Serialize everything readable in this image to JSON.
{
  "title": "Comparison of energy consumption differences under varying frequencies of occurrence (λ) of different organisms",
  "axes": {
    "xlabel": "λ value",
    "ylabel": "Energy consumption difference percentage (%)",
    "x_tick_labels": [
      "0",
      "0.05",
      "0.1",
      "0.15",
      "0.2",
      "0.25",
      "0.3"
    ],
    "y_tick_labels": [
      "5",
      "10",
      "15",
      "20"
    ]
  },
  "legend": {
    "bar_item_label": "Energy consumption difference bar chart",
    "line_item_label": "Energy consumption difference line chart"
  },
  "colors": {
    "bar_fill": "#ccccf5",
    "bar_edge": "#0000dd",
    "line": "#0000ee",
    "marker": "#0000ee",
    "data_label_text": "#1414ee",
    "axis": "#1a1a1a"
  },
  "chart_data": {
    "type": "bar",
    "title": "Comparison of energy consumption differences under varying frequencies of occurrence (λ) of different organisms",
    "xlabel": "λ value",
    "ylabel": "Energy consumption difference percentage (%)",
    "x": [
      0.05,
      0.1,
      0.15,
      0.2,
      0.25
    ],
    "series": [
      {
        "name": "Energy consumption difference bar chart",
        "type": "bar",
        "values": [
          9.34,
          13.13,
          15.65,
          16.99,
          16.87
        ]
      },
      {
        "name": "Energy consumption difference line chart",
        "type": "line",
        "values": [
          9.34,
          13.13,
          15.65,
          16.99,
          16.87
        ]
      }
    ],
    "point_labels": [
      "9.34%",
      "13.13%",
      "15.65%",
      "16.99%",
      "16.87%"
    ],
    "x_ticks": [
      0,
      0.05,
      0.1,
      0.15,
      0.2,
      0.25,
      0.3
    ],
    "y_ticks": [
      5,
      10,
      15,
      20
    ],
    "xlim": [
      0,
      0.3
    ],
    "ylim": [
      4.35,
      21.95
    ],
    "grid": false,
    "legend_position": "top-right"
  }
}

PROBLEM TO SOLVE> Search the lines for the string "organisms" and copy every line that has it.

CORRECT ANSWER>
  "title": "Comparison of energy consumption differences under varying frequencies of occurrence (λ) of different organisms",
    "title": "Comparison of energy consumption differences under varying frequencies of occurrence (λ) of different organisms",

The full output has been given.